Copia senza alcuna modifica il tratto del testo sulla notifica della cartella di pagamento che va da "In tale ipotesi, secondo" fino a "2017, Rv. 646433-01)." incluso.

**Testo fornito:**
════════════════════
L’art. 26 cit., al comma 1, prevede che la notifica della cartella di pagamento “può essere eseguita anche mediante invio di raccomandata con avviso di ricevimento; in tal caso, la cartella è notificata in plico chiuso e la notifica si considera avvenuta nella data indicata nell’avviso di ricevimento sottoscritto da una delle persone previste dal comma 2 o dal portiere dello stabile dove è l’abitazione, l’ufficio o l’azienda”.

In tale ipotesi, secondo il consolidato orientamento di questa Corte, trovano applicazione le norme concernenti il servizio postale ordinario e non quelle della L. n. 890 del 1982, integrando una forma “semplificata” di notificazione caratterizzata dalla assenza della relazione di notificazione, la quale si giustifica – come affermato dalla Corte costituzionale nella sentenza n. 175 del 2018 – in relazione alla funzione pubblicistica svolta dall’agente per la riscossione volta ad assicurare la pronta realizzazione del credito fiscale a garanzia del regolare svolgimento della vita finanziaria dello Stato (Cass., Sez. 6-5, n. 28872 del 2018, Rv. 651834-01; Sez. 6-5, n. 29022 del 2017, Rv. 646433-01).
════════════════════
**Righe del dataset:**
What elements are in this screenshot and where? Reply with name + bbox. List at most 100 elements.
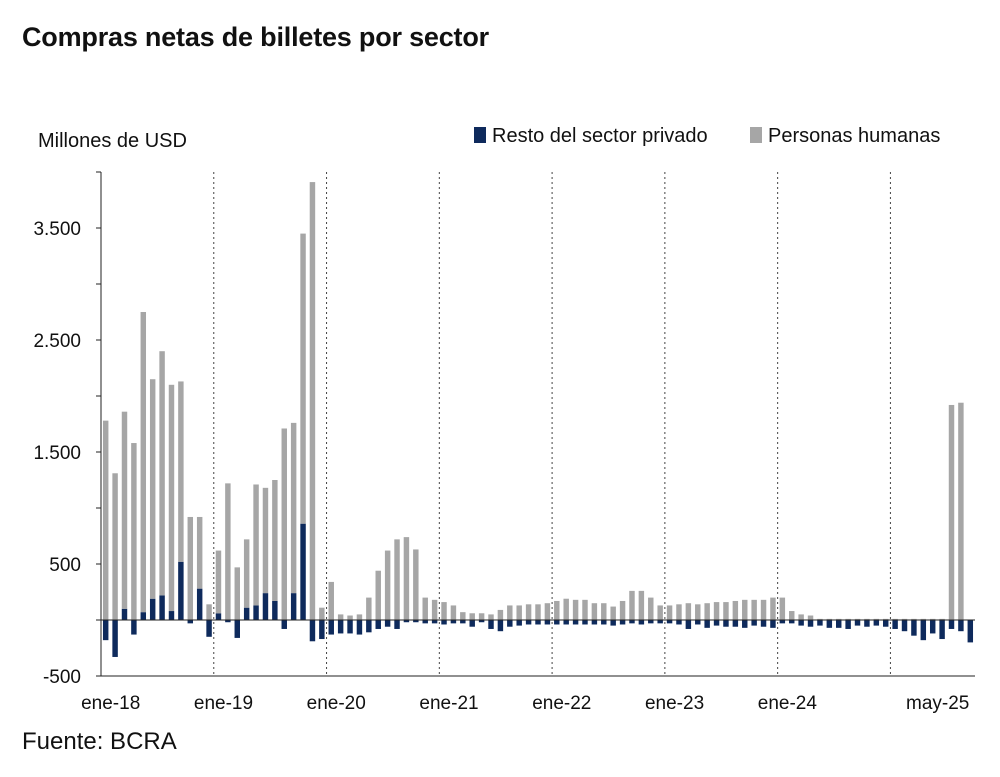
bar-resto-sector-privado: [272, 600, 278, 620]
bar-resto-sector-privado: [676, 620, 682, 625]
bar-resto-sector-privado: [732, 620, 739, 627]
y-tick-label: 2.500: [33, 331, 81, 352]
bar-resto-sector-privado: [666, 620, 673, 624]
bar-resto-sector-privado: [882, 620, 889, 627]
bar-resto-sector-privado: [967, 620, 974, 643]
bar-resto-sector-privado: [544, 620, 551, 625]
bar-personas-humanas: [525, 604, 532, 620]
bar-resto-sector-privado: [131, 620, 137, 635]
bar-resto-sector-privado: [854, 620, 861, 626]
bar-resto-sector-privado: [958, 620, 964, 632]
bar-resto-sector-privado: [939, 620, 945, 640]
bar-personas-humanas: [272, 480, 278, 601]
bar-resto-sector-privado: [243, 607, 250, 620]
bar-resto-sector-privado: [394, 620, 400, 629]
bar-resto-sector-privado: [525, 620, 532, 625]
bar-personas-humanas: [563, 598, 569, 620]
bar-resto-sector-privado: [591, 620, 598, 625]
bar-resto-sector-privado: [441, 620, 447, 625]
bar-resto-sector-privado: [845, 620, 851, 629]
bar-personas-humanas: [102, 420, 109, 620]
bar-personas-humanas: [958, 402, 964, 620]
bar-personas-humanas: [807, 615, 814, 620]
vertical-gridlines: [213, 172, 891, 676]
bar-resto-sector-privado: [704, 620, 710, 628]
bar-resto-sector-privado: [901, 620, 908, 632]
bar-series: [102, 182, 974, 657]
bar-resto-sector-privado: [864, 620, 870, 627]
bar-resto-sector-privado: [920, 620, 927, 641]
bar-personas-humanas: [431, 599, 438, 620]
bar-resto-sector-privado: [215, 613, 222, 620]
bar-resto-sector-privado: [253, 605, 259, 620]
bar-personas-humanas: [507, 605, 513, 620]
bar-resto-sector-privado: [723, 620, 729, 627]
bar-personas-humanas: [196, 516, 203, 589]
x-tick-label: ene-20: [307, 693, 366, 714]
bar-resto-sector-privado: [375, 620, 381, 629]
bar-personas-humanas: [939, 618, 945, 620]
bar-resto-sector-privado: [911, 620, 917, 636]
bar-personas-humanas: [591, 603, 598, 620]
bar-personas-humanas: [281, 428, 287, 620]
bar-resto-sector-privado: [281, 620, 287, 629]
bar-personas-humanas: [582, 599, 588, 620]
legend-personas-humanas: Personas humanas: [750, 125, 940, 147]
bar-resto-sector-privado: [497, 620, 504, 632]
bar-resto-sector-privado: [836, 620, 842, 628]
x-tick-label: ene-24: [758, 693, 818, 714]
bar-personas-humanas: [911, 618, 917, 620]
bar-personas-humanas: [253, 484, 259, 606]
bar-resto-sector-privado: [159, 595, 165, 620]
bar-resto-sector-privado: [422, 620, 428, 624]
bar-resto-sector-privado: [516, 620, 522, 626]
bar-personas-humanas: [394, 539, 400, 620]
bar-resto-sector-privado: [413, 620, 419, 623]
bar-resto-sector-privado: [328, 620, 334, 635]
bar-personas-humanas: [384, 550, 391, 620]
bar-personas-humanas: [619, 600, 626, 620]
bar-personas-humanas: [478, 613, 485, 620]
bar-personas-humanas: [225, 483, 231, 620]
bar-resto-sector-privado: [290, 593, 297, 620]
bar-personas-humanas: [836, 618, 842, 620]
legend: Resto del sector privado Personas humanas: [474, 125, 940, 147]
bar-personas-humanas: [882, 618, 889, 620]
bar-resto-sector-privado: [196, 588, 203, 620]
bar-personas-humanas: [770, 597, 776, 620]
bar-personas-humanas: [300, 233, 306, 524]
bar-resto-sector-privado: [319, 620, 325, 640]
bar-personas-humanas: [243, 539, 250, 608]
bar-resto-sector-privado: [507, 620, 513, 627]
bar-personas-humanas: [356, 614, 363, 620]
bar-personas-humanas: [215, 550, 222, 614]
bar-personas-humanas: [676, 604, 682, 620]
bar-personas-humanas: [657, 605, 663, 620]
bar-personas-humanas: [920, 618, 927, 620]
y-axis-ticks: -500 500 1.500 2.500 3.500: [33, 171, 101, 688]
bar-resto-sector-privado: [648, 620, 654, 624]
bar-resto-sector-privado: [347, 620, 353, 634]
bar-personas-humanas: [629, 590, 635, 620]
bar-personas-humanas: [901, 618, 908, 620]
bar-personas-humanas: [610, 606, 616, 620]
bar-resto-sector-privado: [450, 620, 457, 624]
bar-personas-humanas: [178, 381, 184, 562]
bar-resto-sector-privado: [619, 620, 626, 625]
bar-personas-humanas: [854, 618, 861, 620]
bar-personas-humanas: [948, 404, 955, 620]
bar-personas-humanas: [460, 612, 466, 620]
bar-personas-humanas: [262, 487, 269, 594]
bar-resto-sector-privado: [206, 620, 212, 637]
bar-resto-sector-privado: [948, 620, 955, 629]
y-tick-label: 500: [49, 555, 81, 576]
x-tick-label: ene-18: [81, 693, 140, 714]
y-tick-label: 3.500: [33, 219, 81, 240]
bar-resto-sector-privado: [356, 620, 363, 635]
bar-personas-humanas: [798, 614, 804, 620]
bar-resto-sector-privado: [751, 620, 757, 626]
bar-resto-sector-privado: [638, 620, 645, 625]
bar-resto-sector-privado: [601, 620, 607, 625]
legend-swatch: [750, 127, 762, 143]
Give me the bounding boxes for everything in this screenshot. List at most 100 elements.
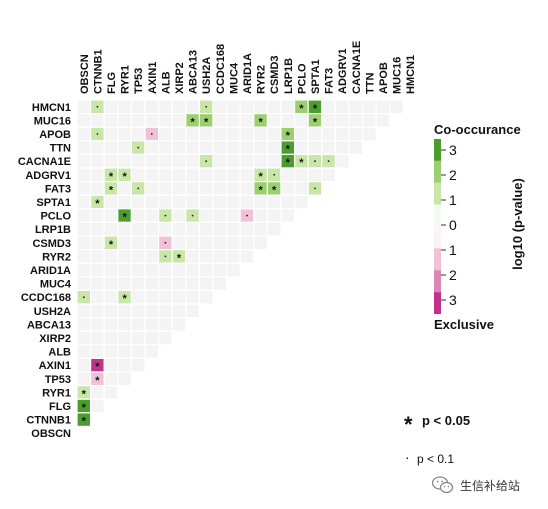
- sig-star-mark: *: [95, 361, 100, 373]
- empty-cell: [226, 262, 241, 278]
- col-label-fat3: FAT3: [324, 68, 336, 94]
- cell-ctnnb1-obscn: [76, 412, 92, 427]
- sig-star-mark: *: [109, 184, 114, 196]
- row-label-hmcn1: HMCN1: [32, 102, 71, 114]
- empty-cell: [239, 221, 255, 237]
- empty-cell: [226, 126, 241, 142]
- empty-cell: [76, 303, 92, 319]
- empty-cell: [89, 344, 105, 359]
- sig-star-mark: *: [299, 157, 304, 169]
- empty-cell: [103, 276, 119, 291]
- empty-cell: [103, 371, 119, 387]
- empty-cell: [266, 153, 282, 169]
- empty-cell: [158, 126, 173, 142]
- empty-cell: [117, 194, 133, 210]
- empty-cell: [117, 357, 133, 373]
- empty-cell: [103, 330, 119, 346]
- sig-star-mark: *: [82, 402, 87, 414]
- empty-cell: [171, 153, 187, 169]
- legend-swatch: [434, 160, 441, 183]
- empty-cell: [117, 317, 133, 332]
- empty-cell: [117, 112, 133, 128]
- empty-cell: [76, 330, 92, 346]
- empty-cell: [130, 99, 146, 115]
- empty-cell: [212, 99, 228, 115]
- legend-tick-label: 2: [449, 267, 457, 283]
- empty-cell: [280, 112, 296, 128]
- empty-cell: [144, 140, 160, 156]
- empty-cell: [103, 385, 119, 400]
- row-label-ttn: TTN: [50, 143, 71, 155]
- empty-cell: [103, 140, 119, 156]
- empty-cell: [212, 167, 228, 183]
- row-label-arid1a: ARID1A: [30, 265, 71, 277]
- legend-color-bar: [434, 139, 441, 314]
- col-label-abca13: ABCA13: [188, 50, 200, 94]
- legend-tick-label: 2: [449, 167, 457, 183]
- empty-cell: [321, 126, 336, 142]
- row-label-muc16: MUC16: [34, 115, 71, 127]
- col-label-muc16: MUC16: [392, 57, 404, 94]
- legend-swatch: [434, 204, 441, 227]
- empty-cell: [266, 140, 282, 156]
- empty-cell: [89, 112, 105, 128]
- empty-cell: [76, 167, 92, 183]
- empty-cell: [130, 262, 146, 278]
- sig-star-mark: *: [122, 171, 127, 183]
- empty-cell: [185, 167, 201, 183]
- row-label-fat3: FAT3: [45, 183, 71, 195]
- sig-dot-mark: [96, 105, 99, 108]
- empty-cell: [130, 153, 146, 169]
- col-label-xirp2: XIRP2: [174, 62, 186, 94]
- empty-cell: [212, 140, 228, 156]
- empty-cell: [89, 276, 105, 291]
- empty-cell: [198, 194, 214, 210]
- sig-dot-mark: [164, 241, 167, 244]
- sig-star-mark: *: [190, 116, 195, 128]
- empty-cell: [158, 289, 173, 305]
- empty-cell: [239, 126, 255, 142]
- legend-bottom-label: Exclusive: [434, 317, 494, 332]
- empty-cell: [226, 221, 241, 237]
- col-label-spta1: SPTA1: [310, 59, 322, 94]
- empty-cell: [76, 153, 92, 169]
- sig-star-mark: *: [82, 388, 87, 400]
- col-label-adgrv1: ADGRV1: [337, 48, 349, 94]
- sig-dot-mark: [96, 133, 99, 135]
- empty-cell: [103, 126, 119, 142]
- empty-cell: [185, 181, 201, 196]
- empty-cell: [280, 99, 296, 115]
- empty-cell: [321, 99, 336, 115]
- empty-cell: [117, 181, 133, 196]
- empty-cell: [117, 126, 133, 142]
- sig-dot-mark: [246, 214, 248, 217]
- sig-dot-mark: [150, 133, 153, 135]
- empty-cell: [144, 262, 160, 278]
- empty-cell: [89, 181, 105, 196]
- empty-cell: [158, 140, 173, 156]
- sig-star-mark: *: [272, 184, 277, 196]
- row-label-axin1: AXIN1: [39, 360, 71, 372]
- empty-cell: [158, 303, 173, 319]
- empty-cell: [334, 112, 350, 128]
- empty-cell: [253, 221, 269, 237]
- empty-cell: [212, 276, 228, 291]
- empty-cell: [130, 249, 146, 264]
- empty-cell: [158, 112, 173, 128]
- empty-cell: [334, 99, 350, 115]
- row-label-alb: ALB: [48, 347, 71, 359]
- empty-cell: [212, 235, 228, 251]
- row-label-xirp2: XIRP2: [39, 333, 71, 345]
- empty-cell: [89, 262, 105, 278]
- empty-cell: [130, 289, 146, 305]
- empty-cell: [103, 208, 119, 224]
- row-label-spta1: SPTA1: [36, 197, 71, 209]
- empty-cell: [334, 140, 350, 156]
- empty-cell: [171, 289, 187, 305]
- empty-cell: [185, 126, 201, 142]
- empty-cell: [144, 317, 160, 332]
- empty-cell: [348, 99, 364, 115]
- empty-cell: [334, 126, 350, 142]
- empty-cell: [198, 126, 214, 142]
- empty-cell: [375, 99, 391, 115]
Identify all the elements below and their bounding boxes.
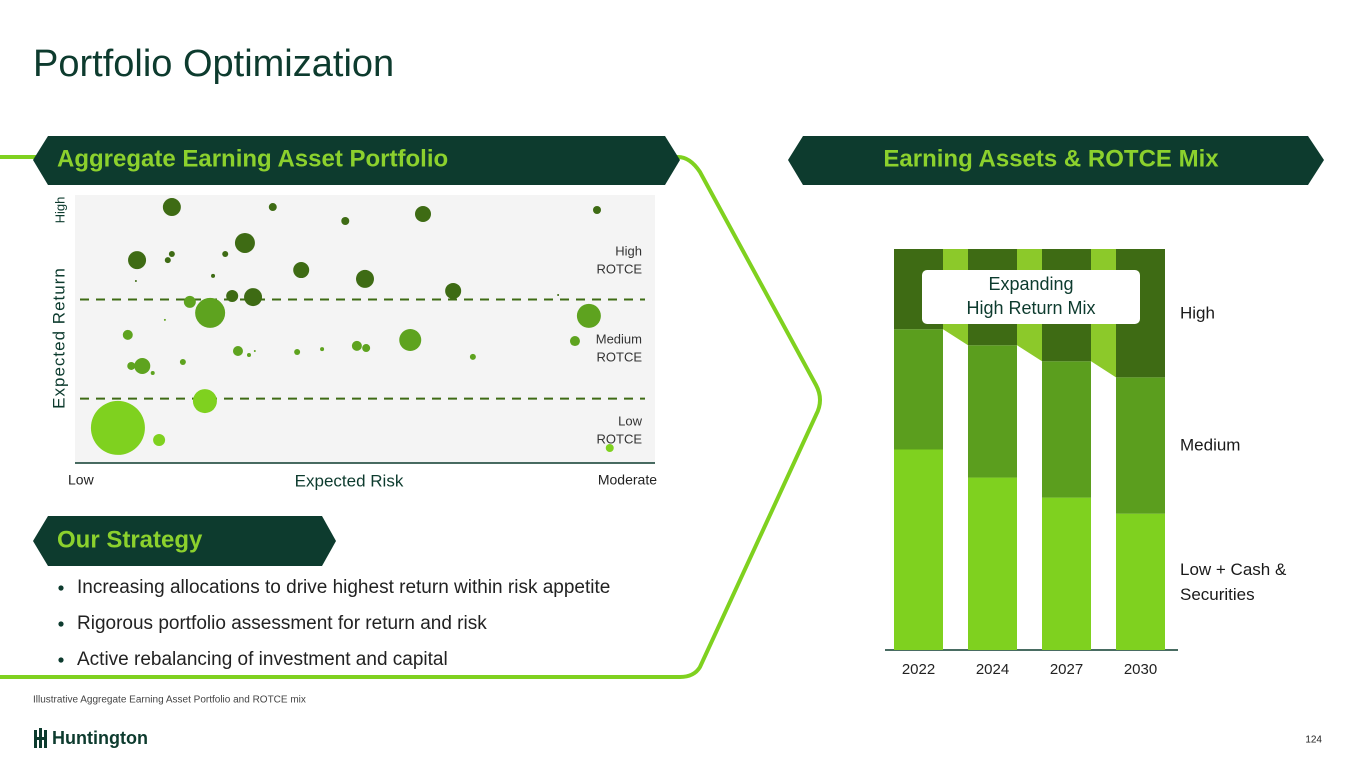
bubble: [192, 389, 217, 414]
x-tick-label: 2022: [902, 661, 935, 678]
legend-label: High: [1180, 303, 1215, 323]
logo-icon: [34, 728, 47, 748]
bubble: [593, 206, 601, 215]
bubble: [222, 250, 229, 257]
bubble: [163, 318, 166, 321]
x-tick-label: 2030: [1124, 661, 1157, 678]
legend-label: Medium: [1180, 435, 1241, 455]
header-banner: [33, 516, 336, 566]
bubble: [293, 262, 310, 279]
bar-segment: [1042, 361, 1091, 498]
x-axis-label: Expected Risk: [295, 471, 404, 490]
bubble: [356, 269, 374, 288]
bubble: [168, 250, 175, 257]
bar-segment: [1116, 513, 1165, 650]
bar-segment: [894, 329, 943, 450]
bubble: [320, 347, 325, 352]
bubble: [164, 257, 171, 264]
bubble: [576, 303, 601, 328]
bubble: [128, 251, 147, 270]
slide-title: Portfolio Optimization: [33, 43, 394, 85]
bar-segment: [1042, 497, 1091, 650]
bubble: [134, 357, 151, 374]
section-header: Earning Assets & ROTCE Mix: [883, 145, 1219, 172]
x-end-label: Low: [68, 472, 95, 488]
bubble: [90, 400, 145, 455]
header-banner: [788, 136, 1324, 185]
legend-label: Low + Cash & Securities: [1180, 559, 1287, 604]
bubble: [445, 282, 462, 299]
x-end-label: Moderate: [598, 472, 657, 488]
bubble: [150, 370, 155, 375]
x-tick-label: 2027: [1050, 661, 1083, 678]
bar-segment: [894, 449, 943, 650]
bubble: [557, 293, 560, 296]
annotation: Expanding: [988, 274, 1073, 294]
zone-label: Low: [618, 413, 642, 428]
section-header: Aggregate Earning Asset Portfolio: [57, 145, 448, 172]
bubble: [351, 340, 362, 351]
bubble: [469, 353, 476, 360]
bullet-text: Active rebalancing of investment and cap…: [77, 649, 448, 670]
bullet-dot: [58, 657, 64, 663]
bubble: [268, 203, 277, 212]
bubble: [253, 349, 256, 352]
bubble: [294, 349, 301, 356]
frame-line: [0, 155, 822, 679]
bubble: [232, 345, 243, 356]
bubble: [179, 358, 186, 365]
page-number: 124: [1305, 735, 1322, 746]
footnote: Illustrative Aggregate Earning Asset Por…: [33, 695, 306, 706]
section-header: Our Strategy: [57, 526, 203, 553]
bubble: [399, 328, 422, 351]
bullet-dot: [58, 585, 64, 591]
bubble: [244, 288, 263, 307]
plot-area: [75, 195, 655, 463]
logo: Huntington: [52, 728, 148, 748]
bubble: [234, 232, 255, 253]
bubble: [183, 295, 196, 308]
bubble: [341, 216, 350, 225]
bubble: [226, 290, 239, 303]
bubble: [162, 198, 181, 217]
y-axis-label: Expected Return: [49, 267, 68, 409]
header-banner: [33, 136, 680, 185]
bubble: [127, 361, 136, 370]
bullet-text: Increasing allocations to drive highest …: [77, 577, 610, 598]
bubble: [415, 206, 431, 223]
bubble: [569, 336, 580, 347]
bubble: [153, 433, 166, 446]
════════════════════
**Soluzione dell'esercizio:**
In tale ipotesi, secondo il consolidato orientamento di questa Corte, trovano applicazione le norme concernenti il servizio postale ordinario e non quelle della L. n. 890 del 1982, integrando una forma “semplificata” di notificazione caratterizzata dalla assenza della relazione di notificazione, la quale si giustifica – come affermato dalla Corte costituzionale nella sentenza n. 175 del 2018 – in relazione alla funzione pubblicistica svolta dall’agente per la riscossione volta ad assicurare la pronta realizzazione del credito fiscale a garanzia del regolare svolgimento della vita finanziaria dello Stato (Cass., Sez. 6-5, n. 28872 del 2018, Rv. 651834-01; Sez. 6-5, n. 29022 del 2017, Rv. 646433-01).